Goal: Copy out the records from the line with "panel: group 1 banner xyxy=(22,911,755,1096)" to the line with "pilasters xyxy=(0,275,21,600)", putting "awning" in place of "canopy" and changing nothing else. Give only those lines.
- - - -
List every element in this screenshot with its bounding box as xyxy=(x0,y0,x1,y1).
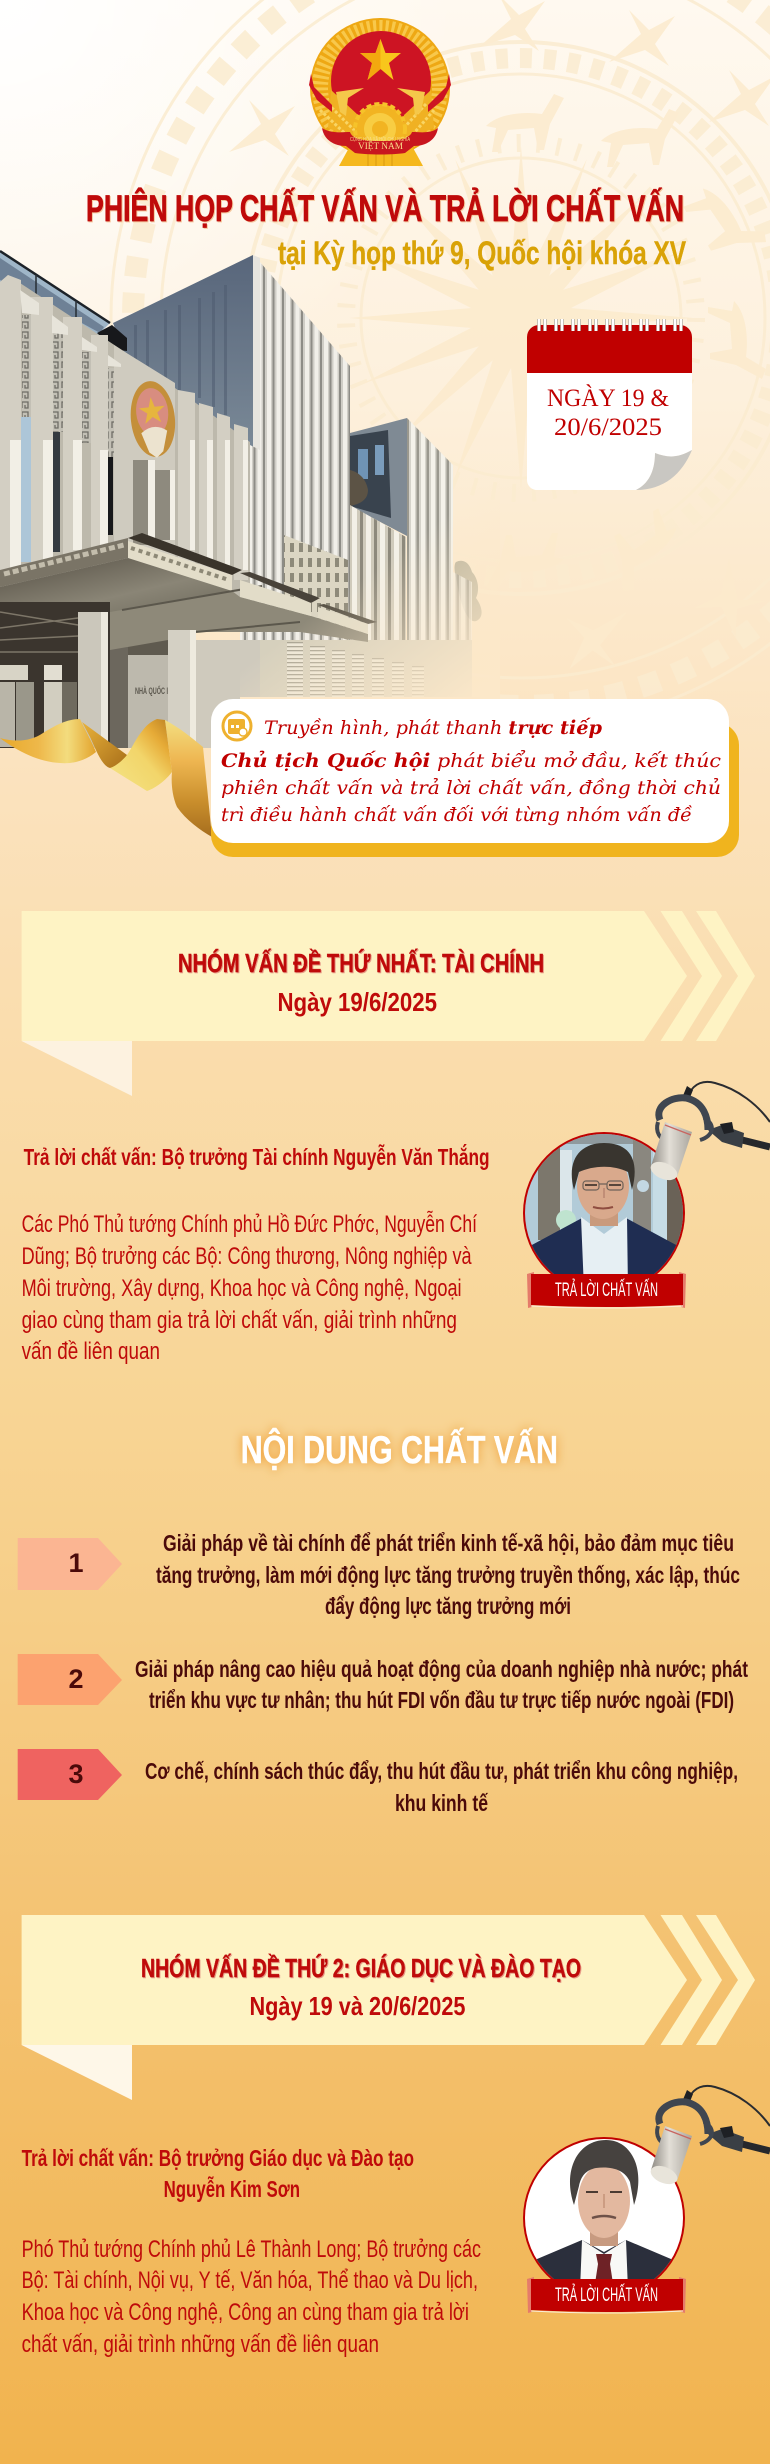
panel: group 1 banner xyxy=(22,911,755,1096)
text block: participants 2: Bộ: Tài chính, Nội vụ, Y tế, Văn hóa, Thể thao và Du lịch, xyxy=(22,2267,478,2294)
label: respondent 2 ribbon: TRẢ LỜI CHẤT VẤN xyxy=(555,2284,658,2306)
canopy left xyxy=(128,533,242,575)
pilasters xyxy=(0,275,21,600)
text block: participants 1: Các Phó Thủ tướng Chính phủ Hồ Đức Phớc, Nguyễn Chí xyxy=(22,1211,477,1238)
panel: group 2 banner xyxy=(22,1915,755,2100)
panel: group 2 banner: Ngày 19 và 20/6/2025 xyxy=(250,1991,466,2021)
text block: participants 1 xyxy=(22,1211,477,1365)
callout: live broadcast: phiên chất vấn và trả lời chất vấn, đồng thời chủ xyxy=(221,777,721,799)
portrait: Nguyễn Văn Thắng xyxy=(523,1132,685,1274)
list item 2: 2 xyxy=(68,1664,84,1694)
text block: participants 2: Phó Thủ tướng Chính phủ Lê Thành Long; Bộ trưởng các xyxy=(22,2236,481,2263)
canopy underside xyxy=(0,558,232,613)
panel: group 2 banner: NHÓM VẤN ĐỀ THỨ 2: GIÁO DỤC VÀ ĐÀO TẠO xyxy=(141,1953,581,1983)
panel: group 1 banner: Ngày 19/6/2025 xyxy=(278,987,437,1017)
calendar: 20/6/2025 xyxy=(554,414,662,441)
base with louvers xyxy=(240,640,472,700)
canopy middle and right xyxy=(240,572,320,603)
pilaster bright edges xyxy=(10,440,248,570)
gear xyxy=(355,104,405,154)
calendar: NGÀY 19 & xyxy=(547,384,669,412)
tower stripes xyxy=(240,262,350,640)
facade emblem xyxy=(127,379,179,460)
text block: participants 2: chất vấn, giải trình những vấn đề liên quan xyxy=(22,2331,379,2358)
callout: live broadcast: trì điều hành chất vấn đối với từng nhóm vấn đề xyxy=(221,804,692,826)
canopy underside right xyxy=(110,591,368,650)
list item 1 xyxy=(18,1530,740,1619)
text block: participants 2 xyxy=(22,2236,481,2358)
icon: microphone 1 xyxy=(648,1082,770,1184)
list item 3 xyxy=(18,1749,738,1816)
label: respondent 1 ribbon: TRẢ LỜI CHẤT VẤN xyxy=(555,1279,658,1301)
panel: group 1 banner: NHÓM VẤN ĐỀ THỨ NHẤT: TÀI CHÍNH xyxy=(178,948,544,978)
entrance interior xyxy=(0,602,110,748)
watermark: bronze drum pattern xyxy=(111,0,770,728)
text block: participants 1: vấn đề liên quan xyxy=(22,1338,160,1365)
text block: participants 1: giao cùng tham gia trả lời chất vấn, giải trình những xyxy=(22,1307,457,1334)
fade overlay xyxy=(240,400,500,760)
label: respondent 1 ribbon xyxy=(527,1272,686,1308)
text block: participants 1: Môi trường, Xây dựng, Khoa học và Công nghệ, Ngoại xyxy=(22,1275,462,1302)
tower front xyxy=(113,255,253,450)
list item 1: 1 xyxy=(68,1548,84,1578)
callout: live broadcast: Truyền hình, phát thanh trực tiếp xyxy=(264,717,603,739)
portrait: Nguyễn Kim Sơn xyxy=(523,2137,685,2279)
heading: respondent 2: Trả lời chất vấn: Bộ trưởng Giáo dục và Đào tạo xyxy=(22,2145,414,2171)
greek key columns xyxy=(22,315,32,417)
icon: microphone 2 xyxy=(648,2086,770,2188)
national emblem: VIỆT NAM xyxy=(358,141,403,151)
rice and ribbon sides xyxy=(309,74,332,112)
text block: participants 1: Dũng; Bộ trưởng các Bộ: Công thương, Nông nghiệp và xyxy=(22,1243,472,1270)
list item 3: khu kinh tế xyxy=(395,1790,488,1816)
calendar rings xyxy=(539,319,681,331)
icon: calendar clock xyxy=(223,712,251,740)
facade windows xyxy=(133,460,148,545)
callout: live broadcast xyxy=(211,699,739,857)
callout: live broadcast: Chủ tịch Quốc hội phát biểu mở đầu, kết thúc xyxy=(221,750,721,772)
tree xyxy=(454,561,482,621)
list item 1: đẩy động lực tăng trưởng mới xyxy=(325,1593,571,1619)
heading: respondent 1: Trả lời chất vấn: Bộ trưởng Tài chính Nguyễn Văn Thắng xyxy=(24,1143,490,1170)
mid facade window rows xyxy=(284,535,348,640)
signage: NHÀ QUỐC I xyxy=(135,685,168,696)
calendar xyxy=(527,319,692,490)
glass band xyxy=(0,251,113,352)
lower wheat xyxy=(328,90,358,140)
illustration: National Assembly building xyxy=(0,251,500,761)
base xyxy=(339,146,423,166)
pilaster returns xyxy=(20,290,39,315)
rear building xyxy=(350,418,407,536)
national emblem: CỘNG HÒA XÃ HỘI CHỦ NGHĨA xyxy=(350,136,411,143)
heading: respondent 2 xyxy=(22,2145,414,2202)
list item 3: 3 xyxy=(68,1759,84,1789)
walls behind columns xyxy=(110,613,128,748)
label: respondent 2 ribbon xyxy=(527,2277,686,2313)
heading: respondent 2: Nguyễn Kim Sơn xyxy=(164,2175,300,2202)
low stepped facade xyxy=(350,505,406,700)
columns xyxy=(78,612,108,748)
star xyxy=(360,39,401,80)
stone wing xyxy=(0,275,250,600)
motto banner xyxy=(322,128,438,154)
national emblem xyxy=(309,18,451,166)
heading: question content: NỘI DUNG CHẤT VẤN xyxy=(241,1427,558,1472)
text block: participants 2: Khoa học và Công nghệ, Công an cùng tham gia trả lời xyxy=(22,2299,469,2326)
list item 2 xyxy=(18,1654,748,1713)
gold ribbon xyxy=(0,719,212,837)
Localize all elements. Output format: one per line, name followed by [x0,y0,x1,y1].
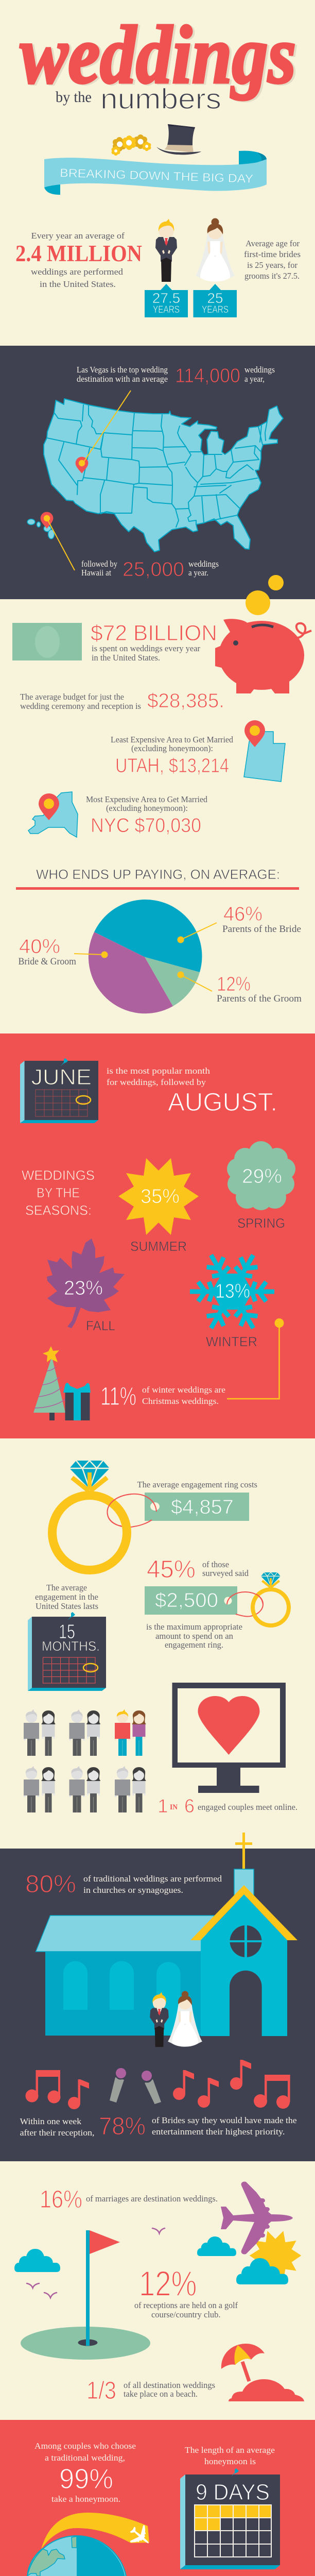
icon: cloud large [236,2258,288,2284]
text: 11% Christmas weddings: 11% [100,1382,136,1411]
heading: who ends up paying [16,867,299,890]
text: 16% destination weddings: of marriages are destination weddings. [86,2194,218,2204]
heading: who ends up paying: WHO ENDS UP PAYING, ON AVERAGE: [36,867,280,882]
map of the United States [44,399,283,552]
text: least expensive [111,735,233,777]
callout: parents of the groom 12%: Parents of the Groom [217,993,302,1004]
callout: parents of the groom 12% [177,972,302,1004]
text: 2.4 million weddings: in the United States. [40,279,116,289]
icon: winter snowflake 13%: WINTER [206,1334,257,1349]
text: 78% entertainment: after their reception, [20,2128,94,2138]
icons: music notes [26,2060,290,2109]
text: Las Vegas: a year, [244,374,265,384]
pie chart: who pays [89,900,202,1013]
age box: groom 27.5 years [145,284,188,317]
map: New York with pin [28,792,78,837]
text: Las Vegas: Las Vegas is the top wedding [77,365,168,375]
price tag: 2,500 [145,1586,263,1617]
icon: fall leaf 23%: FALL [86,1318,115,1333]
text: Las Vegas: destination with an average [77,374,168,384]
text: 12% golf receptions: of receptions are held on a golf [134,2300,238,2310]
calendar: 15 months: MONTHS. [42,1638,100,1654]
text: 72 billion [91,621,217,663]
text: 2.4 million weddings: Every year an average of [31,231,125,241]
illustration: bride [196,218,235,281]
icon: flight path swoosh [41,2513,149,2549]
text: 1 in 6 meet online: 6 [184,1795,195,1817]
text: 1 in 6 meet online: IN [170,1803,178,1811]
text: honeymoon length: honeymoon is [204,2456,256,2466]
background: dark church section [0,1849,315,2161]
text: 80% churches: of traditional weddings are performed [83,1874,222,1884]
calendar: June [20,1058,98,1123]
text: average engagement [35,1583,98,1611]
text: 99% take a honeymoon: Among couples who choose [34,2441,136,2451]
text: honeymoon length: The length of an average [185,2445,275,2455]
background: cream ring section [0,1438,315,1849]
text: most expensive: (excluding honeymoon): [106,803,188,813]
illustration: church groom [150,1992,169,2047]
connector: Las Vegas pin to text [84,391,131,462]
background: red honeymoon section [0,2420,315,2576]
text: June most popular, August: for weddings, followed by [107,1077,206,1087]
callout: parents of the bride 46% [177,903,301,943]
text: maximum appropriate: amount to spend on an [155,1631,233,1641]
text: average engagement: engagement in the [35,1592,98,1602]
illustration: church bride [168,1991,202,2047]
text: most expensive: NYC $70,030 [91,815,201,837]
text: 99% take a honeymoon: take a honeymoon. [51,2494,120,2504]
icon: sun behind clouds [250,2231,301,2280]
text: 45% surveyed: 45% [147,1556,196,1583]
text: 80% churches: in churches or synagogues. [83,1885,183,1895]
text: average budget: $28,385. [147,690,224,712]
text: Hawaii: 25,000 [122,558,184,581]
icon: spring flower 29%: 29% [242,1165,282,1188]
text: average ages: is 25 years, for [247,260,297,270]
calendar: 15 months: 15 [59,1621,75,1643]
icon: fall leaf 23%: 23% [64,1277,103,1299]
text: 1/3 beach: take place on a beach. [124,2389,198,2399]
text: 11% Christmas weddings [100,1382,225,1411]
callout: parents of the groom 12%: 12% [217,973,251,995]
text: 72 billion: is spent on weddings every year [92,643,200,653]
text: maximum appropriate: is the maximum appropriate [146,1622,242,1632]
age box: groom 27.5 years: YEARS [153,304,180,315]
background: red seasons section [0,1033,315,1438]
icon: coins [246,575,284,615]
text: 2.4 million weddings: 2.4 MILLION [15,241,142,266]
text: 99% take a honeymoon: 99% [59,2463,113,2495]
text: maximum appropriate [146,1622,242,1650]
ribbon banner: BREAKING DOWN THE BIG DAY [60,166,253,185]
text: 45% surveyed [147,1556,249,1583]
text: 78% entertainment: 78% [99,2113,146,2140]
calendar: 9 days [180,2468,280,2569]
text: least expensive: Least Expensive Area to Get Married [111,735,233,744]
icon: cloud left [14,2249,60,2272]
icon: winter snowflake 13% [190,1250,274,1349]
heading: weddings by the seasons: BY THE [37,1185,80,1200]
icon: white airplane [125,2521,155,2552]
heading: weddings by the seasons: SEASONS: [25,1202,92,1218]
text: 45% surveyed: surveyed said [202,1568,249,1578]
text: 72 billion: in the United States. [92,653,160,663]
text: most expensive [86,794,207,837]
text: 78% entertainment: Within one week [20,2116,82,2126]
price tag: 4,857 [107,1493,249,1527]
text: 78% entertainment [20,2113,297,2140]
background: cream money section [0,599,315,1033]
text: 12% golf receptions: course/country club. [151,2310,220,2319]
icon: beach umbrella [221,2344,304,2401]
text: Las Vegas: weddings [244,365,275,375]
text: 1/3 beach: 1/3 [86,2377,116,2404]
text: June most popular, August: AUGUST. [168,1088,277,1116]
text: 2.4 million weddings [15,231,142,289]
text: average ages: grooms it's 27.5. [244,271,300,281]
title: by the [56,89,92,106]
text: Hawaii: weddings [188,559,219,569]
callout: bride and groom 40%: 40% [19,936,60,958]
icon: golf green and flag [21,2230,150,2360]
ribbon banner [44,151,267,195]
icon: large diamond ring [52,1461,131,1570]
text: 45% surveyed: of those [202,1560,229,1569]
icon: summer sun 35%: SUMMER [130,1239,187,1254]
text: average engagement: United States lasts [36,1601,98,1611]
text: average ring cost: The average engagement ring costs [137,1480,257,1489]
icon: flowers [112,134,151,156]
age box: bride 25 years: 25 [207,290,223,306]
background: cream top section [0,0,315,346]
text: 80% churches [25,1871,222,1898]
text: 78% entertainment: entertainment their highest priority. [152,2127,285,2137]
connector: winter to Christmas [227,1318,284,1399]
illustration: groom [155,219,177,282]
text: 11% Christmas weddings: of winter weddings are [142,1385,225,1395]
text: 11% Christmas weddings: Christmas weddings. [142,1396,219,1406]
text: average ages: Average age for [246,239,300,248]
text: 1 in 6 meet online: 1 [157,1795,168,1817]
text: 12% golf receptions: 12% [139,2264,197,2303]
text: 1 in 6 meet online: engaged couples meet online. [198,1802,297,1812]
text: average engagement: The average [46,1583,87,1592]
text: 80% churches: 80% [25,1871,76,1898]
text: average ages [244,239,301,281]
text: Las Vegas: 114,000 [175,365,240,387]
text: honeymoon length [185,2445,275,2466]
text: most expensive: Most Expensive Area to Get Married [86,794,207,804]
icon: Christmas tree [33,1346,65,1420]
text: least expensive: (excluding honeymoon): [131,743,213,753]
text: maximum appropriate: engagement ring. [165,1640,223,1650]
pin and connector: Hawaii [41,512,75,570]
text: least expensive: UTAH, $13,214 [115,755,229,777]
calendar: 9 days: 9 DAYS [196,2480,270,2505]
icon: winter snowflake 13%: 13% [215,1280,250,1302]
text: average budget: The average budget for just the [20,692,124,702]
background: cream destination section [0,2161,315,2420]
text: 99% take a honeymoon [34,2441,136,2504]
text: June most popular, August [107,1066,277,1116]
text: 16% destination weddings: 16% [40,2186,82,2213]
callout: bride and groom 40% [19,936,108,967]
text: average budget [20,690,224,712]
text: 78% entertainment: of Brides say they would have made the [152,2115,296,2125]
text: Hawaii: a year. [188,568,208,578]
icon: airplane [221,2181,293,2255]
callout: bride and groom 40%: Bride & Groom [19,956,76,967]
title: numbers [100,82,221,115]
chart: globe honeymoon pie [26,2536,127,2576]
text: average ages: first-time brides [244,249,301,259]
age box: bride 25 years [194,284,237,317]
age box: bride 25 years: YEARS [202,304,229,315]
text: June most popular, August: is the most popular month [107,1066,211,1076]
icon: fall leaf 23% [47,1239,125,1333]
text: 1 in 6 meet online [157,1795,297,1817]
text: average budget: wedding ceremony and reception is [20,701,141,711]
icon: gift box [63,1383,91,1420]
text: Hawaii: Hawaii at [81,568,111,578]
text: Las Vegas [77,365,275,387]
icon: couples, 1 in 6 highlighted [24,1709,146,1812]
callout: parents of the bride 46%: Parents of the Bride [222,924,301,935]
text: 2.4 million weddings: weddings are performed [31,267,124,277]
age box: groom 27.5 years: 27.5 [152,290,180,306]
icon: spring flower 29% [227,1141,295,1231]
text: 1/3 beach [86,2377,215,2404]
icon: top hat [156,124,201,155]
callout: parents of the bride 46%: 46% [223,903,262,925]
icon: computer monitor with heart [172,1683,286,1793]
text: Hawaii: followed by [81,559,117,569]
icon: summer sun 35%: 35% [141,1185,180,1208]
calendar: 15 months [28,1612,106,1691]
heading: weddings by the seasons [22,1167,95,1218]
icon: summer sun 35% [118,1158,199,1254]
icon: small diamond ring [253,1572,289,1625]
text: 99% take a honeymoon: a traditional wedding, [45,2453,125,2463]
icon: microphones [110,2068,161,2104]
background: dark map section [0,346,315,599]
map: Utah with pin [244,720,285,782]
price tag: 2,500: $2,500 [155,1589,218,1612]
text: Hawaii [81,558,219,581]
icon: dollar bill [12,623,82,660]
icon: piggy bank [215,619,311,693]
price tag: 4,857: $4,857 [171,1496,234,1518]
icons: birds [27,2228,165,2298]
text: 16% destination weddings [40,2186,218,2213]
map of Hawaii [27,519,55,539]
heading: weddings by the seasons: WEDDINGS [22,1167,95,1183]
icon: spring flower 29%: SPRING [237,1215,285,1231]
text: 12% golf receptions [134,2264,238,2319]
icon: cloud small [197,2236,236,2256]
illustration: church [36,1833,297,2036]
pin: Las Vegas [76,457,88,473]
text: 72 billion: $72 BILLION [91,621,217,646]
calendar: June: JUNE [31,1065,92,1090]
text: 1/3 beach: of all destination weddings [124,2380,215,2390]
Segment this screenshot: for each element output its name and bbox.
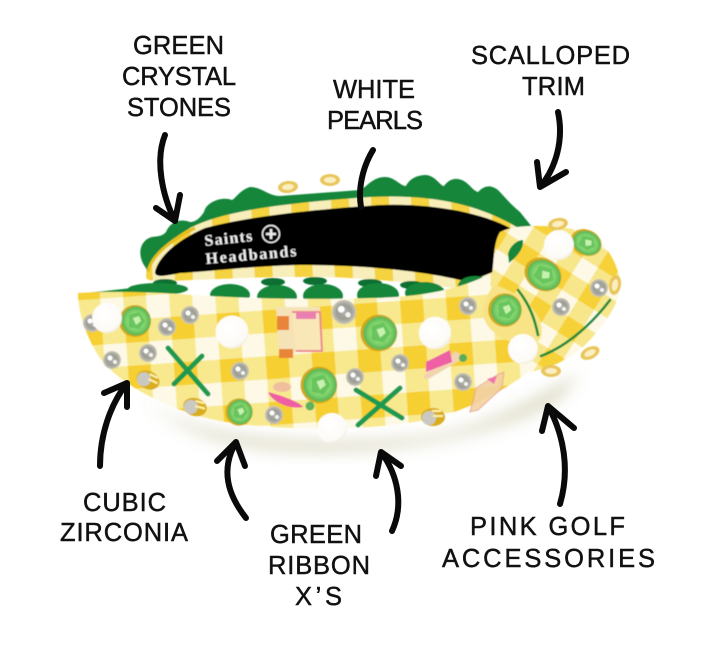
label: green ribbon x's: RIBBON bbox=[268, 552, 370, 580]
green ribbon X's bbox=[168, 348, 402, 425]
knot green piping bbox=[518, 290, 610, 356]
front band gingham bbox=[78, 262, 560, 429]
arrow: cubic zirconia bbox=[100, 383, 127, 466]
front scalloped trim bbox=[78, 276, 492, 309]
knot green scallop bbox=[508, 240, 523, 263]
label: white pearls: WHITE bbox=[333, 76, 415, 104]
golf cart bbox=[276, 307, 322, 358]
arrow: scalloped trim bbox=[537, 112, 566, 187]
label: green crystal stones: CRYSTAL bbox=[122, 63, 236, 91]
brand text second line: Headbands bbox=[205, 243, 297, 268]
golf bag bbox=[268, 382, 314, 410]
second golf cart bbox=[470, 372, 504, 412]
back band scalloped trim bbox=[140, 175, 536, 280]
green crystal stones bbox=[119, 224, 606, 426]
knot bbox=[483, 226, 620, 372]
plus logo bbox=[262, 226, 280, 242]
label: green ribbon x's: X’S bbox=[295, 583, 342, 611]
second golf bag bbox=[423, 350, 467, 379]
pink golf accessories bbox=[268, 307, 504, 412]
label: cubic zirconia: ZIRCONIA bbox=[60, 519, 188, 547]
label: pink golf accessories: PINK GOLF bbox=[470, 513, 625, 541]
cubic zirconia bbox=[83, 279, 608, 424]
gold-set zirconia and beads bbox=[133, 216, 623, 426]
black inner lining bbox=[155, 205, 510, 282]
label: green ribbon x's: GREEN bbox=[270, 521, 362, 549]
headband illustration bbox=[78, 174, 623, 451]
brand label on lining bbox=[204, 226, 297, 268]
arrow: green crystal stones bbox=[156, 135, 180, 221]
white pearls bbox=[92, 230, 574, 443]
label: scalloped trim: TRIM bbox=[522, 73, 585, 101]
back band gingham rim bbox=[146, 196, 525, 292]
label: white pearls: PEARLS bbox=[327, 107, 423, 135]
arrow: white pearls bbox=[360, 150, 373, 207]
arrow: green ribbon left bbox=[217, 442, 246, 518]
label: scalloped trim: SCALLOPED bbox=[471, 42, 630, 70]
small gold beads on back band bbox=[277, 174, 340, 194]
dark scallops under back band bbox=[153, 277, 424, 289]
shadow under headband bbox=[140, 372, 580, 451]
brand text: Saints bbox=[204, 228, 253, 250]
label: green crystal stones: STONES bbox=[127, 94, 231, 122]
arrow: green ribbon right bbox=[376, 452, 401, 531]
arrow: pink golf accessories bbox=[542, 406, 574, 504]
label: green crystal stones: GREEN bbox=[133, 32, 224, 60]
label: cubic zirconia: CUBIC bbox=[83, 489, 166, 517]
label: pink golf accessories: ACCESSORIES bbox=[442, 545, 655, 573]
- - - -
Finished exercise:
panel: group 1 banner xyxy=(22,911,755,1096)
text block: participants 2: Bộ: Tài chính, Nội vụ, Y tế, Văn hóa, Thể thao và Du lịch, xyxy=(22,2267,478,2294)
label: respondent 2 ribbon: TRẢ LỜI CHẤT VẤN xyxy=(555,2284,658,2306)
awning left xyxy=(128,533,242,575)
pilasters xyxy=(0,275,21,600)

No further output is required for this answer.